= YOUR OBJECTIVE =
Repeat every line of the listing below exactly, minus the pictures.

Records

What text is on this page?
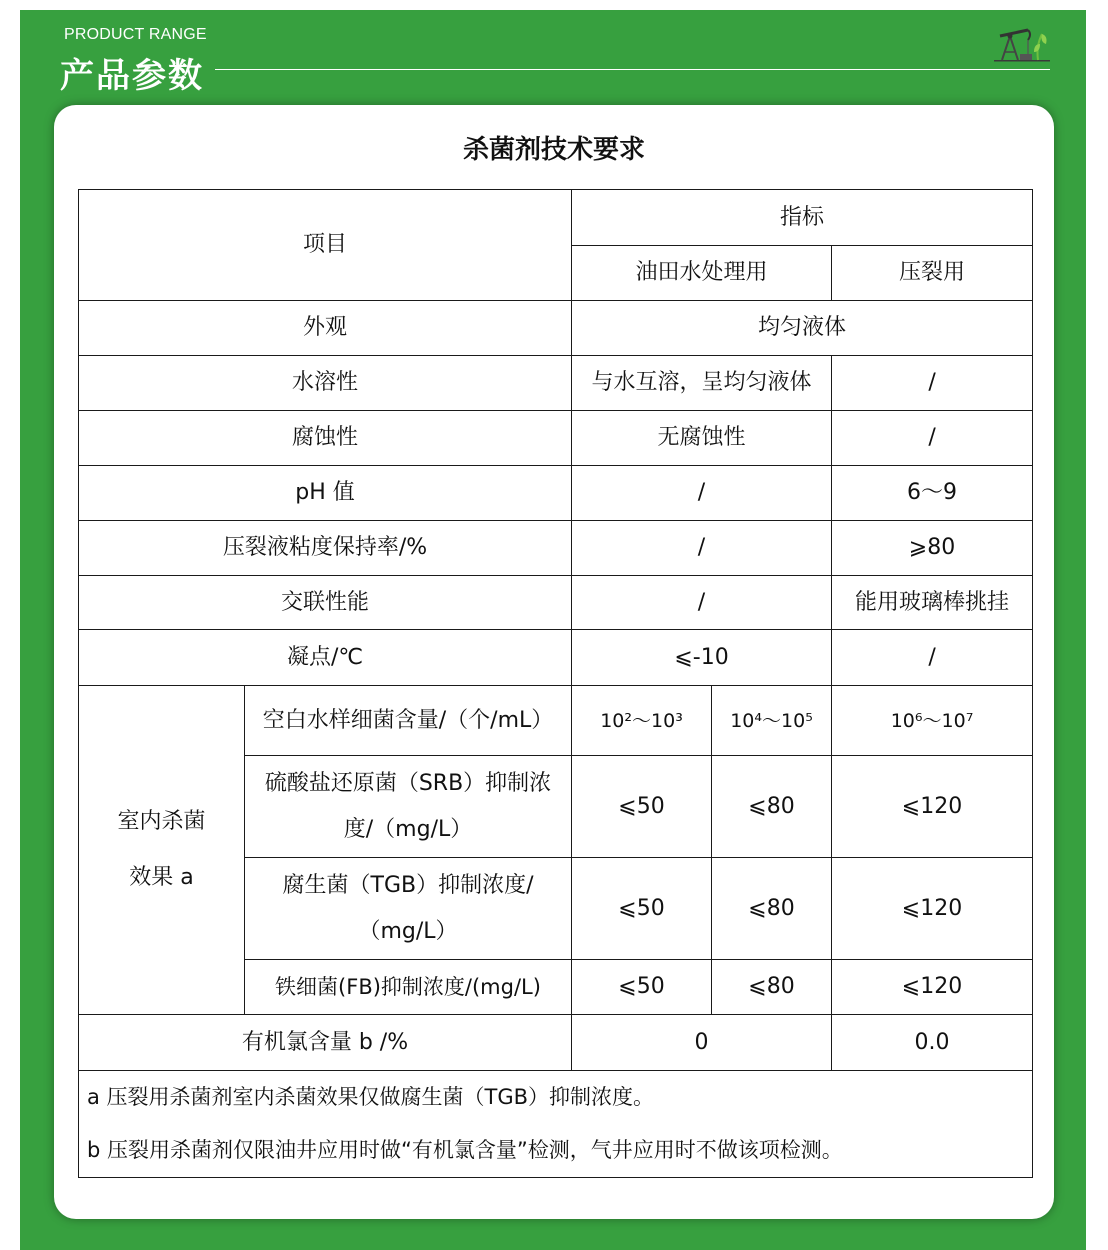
PRODUCT RANGE
产品参数
杀菌剂技术要求
项目		指标		
		油田水处理用		压裂用
外观		均匀液体		
水溶性		与水互溶，呈均匀液体		/
腐蚀性		无腐蚀性		/
pH 值		/		6～9
压裂液粘度保持率/%		/		⩾80
交联性能		/		能用玻璃棒挑挂
凝点/℃		⩽-10		/

室内杀菌
效果 a	空白水样细菌含量/（个/mL）	10²～10³	10⁴～10⁵	10⁶～10⁷

	硫酸盐还原菌（SRB）抑制浓
度/（mg/L）	⩽50	⩽80	⩽120

	腐生菌（TGB）抑制浓度/
（mg/L）	⩽50	⩽80	⩽120
	铁细菌(FB)抑制浓度/(mg/L)	⩽50	⩽80	⩽120
有机氯含量 b /%		0		0.0

a 压裂用杀菌剂室内杀菌效果仅做腐生菌（TGB）抑制浓度。
b 压裂用杀菌剂仅限油井应用时做“有机氯含量”检测，气井应用时不做该项检测。				
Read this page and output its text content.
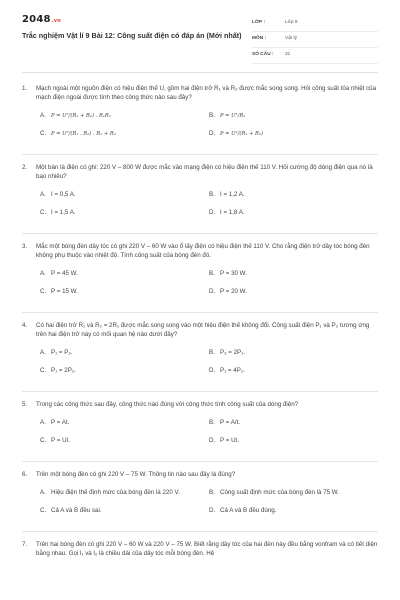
2048.vn
Trắc nghiệm Vật lí 9 Bài 12: Công suất điện có đáp án (Mới nhất)
LỚP :	Lớp 9
MÔN :	Vật lý
SỐ CÂU :	31
1.	Mạch ngoài một nguồn điện có hiệu điện thế U, gồm hai điện trở R₁ và R₂ được mắc song song. Hỏi công suất tỏa nhiệt của mạch điện ngoài được tính theo công thức nào sau đây?
A. P = U²/(R₁ + R₂) . R₁R₂	B. P = U²/R₁
C. P = U²/(R₁ . R₂) . R₁ + R₂	D. P = U²/(R₁ + R₂)
2.	Một bàn là điện có ghi: 220 V – 800 W được mắc vào mạng điện có hiệu điện thế 110 V. Hỏi cường độ dòng điện qua nó là bao nhiêu?
A. I = 0,5 A.	B. I = 1,2 A.
C. I = 1,5 A.	D. I = 1,8 A.
3.	Mắc một bóng đèn dây tóc có ghi 220 V – 60 W vào ổ lấy điện có hiệu điện thế 110 V. Cho rằng điện trở dây tóc bóng đèn không phụ thuộc vào nhiệt độ. Tính công suất của bóng đèn đó.
A. P = 45 W.	B. P = 30 W.
C. P = 15 W.	D. P = 20 W.
4.	Có hai điện trở R₁ và R₂ = 2R₁ được mắc song song vào một hiệu điện thế không đổi. Công suất điện P₁ và P₂ tương ứng trên hai điện trở này có mối quan hệ nào dưới đây?
A. P₁ = P₂.	B. P₂ = 2P₁.
C. P₁ = 2P₂.	D. P₁ = 4P₂.
5.	Trong các công thức sau đây, công thức nào đúng với công thức tính công suất của dòng điện?
A. P = At.	B. P = A/t.
C. P = UI.	D. P = Ut.
6.	Trên một bóng đèn có ghi 220 V – 75 W. Thông tin nào sau đây là đúng?
A. Hiệu điện thế định mức của bóng đèn là 220 V.	B. Công suất định mức của bóng đèn là 75 W.
C. Cả A và B đều sai.	D. Cả A và B đều đúng.
7.	Trên hai bóng đèn có ghi 220 V – 60 W và 220 V – 75 W. Biết rằng dây tóc của hai đèn này đều bằng vonfram và có tiết diện bằng nhau. Gọi l₁ và l₂ là chiều dài của dây tóc mỗi bóng đèn. Hệ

= WORKED ANSWER =
What text is on this page?
PRODUCT RANGE
产品参数
杀菌剂技术要求
项目		指标		
		油田水处理用		压裂用
外观		均匀液体		
水溶性		与水互溶，呈均匀液体		/
腐蚀性		无腐蚀性		/
pH 值		/		6～9
压裂液粘度保持率/%		/		⩾80
交联性能		/		能用玻璃棒挑挂
凝点/℃		⩽-10		/

室内杀菌
效果 a	空白水样细菌含量/（个/mL）	10²～10³	10⁴～10⁵	10⁶～10⁷

	硫酸盐还原菌（SRB）抑制浓
度/（mg/L）	⩽50	⩽80	⩽120

	腐生菌（TGB）抑制浓度/
（mg/L）	⩽50	⩽80	⩽120
	铁细菌(FB)抑制浓度/(mg/L)	⩽50	⩽80	⩽120
有机氯含量 b /%		0		0.0

a 压裂用杀菌剂室内杀菌效果仅做腐生菌（TGB）抑制浓度。
b 压裂用杀菌剂仅限油井应用时做“有机氯含量”检测，气井应用时不做该项检测。				
Read this page and output its text content.
2048.vn
Trắc nghiệm Vật lí 9 Bài 12: Công suất điện có đáp án (Mới nhất)
LỚP :	Lớp 9
MÔN :	Vật lý
SỐ CÂU :	31
1.	Mạch ngoài một nguồn điện có hiệu điện thế U, gồm hai điện trở R₁ và R₂ được mắc song song. Hỏi công suất tỏa nhiệt của mạch điện ngoài được tính theo công thức nào sau đây?
A. P = U²/(R₁ + R₂) . R₁R₂	B. P = U²/R₁
C. P = U²/(R₁ . R₂) . R₁ + R₂	D. P = U²/(R₁ + R₂)
2.	Một bàn là điện có ghi: 220 V – 800 W được mắc vào mạng điện có hiệu điện thế 110 V. Hỏi cường độ dòng điện qua nó là bao nhiêu?
A. I = 0,5 A.	B. I = 1,2 A.
C. I = 1,5 A.	D. I = 1,8 A.
3.	Mắc một bóng đèn dây tóc có ghi 220 V – 60 W vào ổ lấy điện có hiệu điện thế 110 V. Cho rằng điện trở dây tóc bóng đèn không phụ thuộc vào nhiệt độ. Tính công suất của bóng đèn đó.
A. P = 45 W.	B. P = 30 W.
C. P = 15 W.	D. P = 20 W.
4.	Có hai điện trở R₁ và R₂ = 2R₁ được mắc song song vào một hiệu điện thế không đổi. Công suất điện P₁ và P₂ tương ứng trên hai điện trở này có mối quan hệ nào dưới đây?
A. P₁ = P₂.	B. P₂ = 2P₁.
C. P₁ = 2P₂.	D. P₁ = 4P₂.
5.	Trong các công thức sau đây, công thức nào đúng với công thức tính công suất của dòng điện?
A. P = At.	B. P = A/t.
C. P = UI.	D. P = Ut.
6.	Trên một bóng đèn có ghi 220 V – 75 W. Thông tin nào sau đây là đúng?
A. Hiệu điện thế định mức của bóng đèn là 220 V.	B. Công suất định mức của bóng đèn là 75 W.
C. Cả A và B đều sai.	D. Cả A và B đều đúng.
7.	Trên hai bóng đèn có ghi 220 V – 60 W và 220 V – 75 W. Biết rằng dây tóc của hai đèn này đều bằng vonfram và có tiết diện bằng nhau. Gọi l₁ và l₂ là chiều dài của dây tóc mỗi bóng đèn. Hệ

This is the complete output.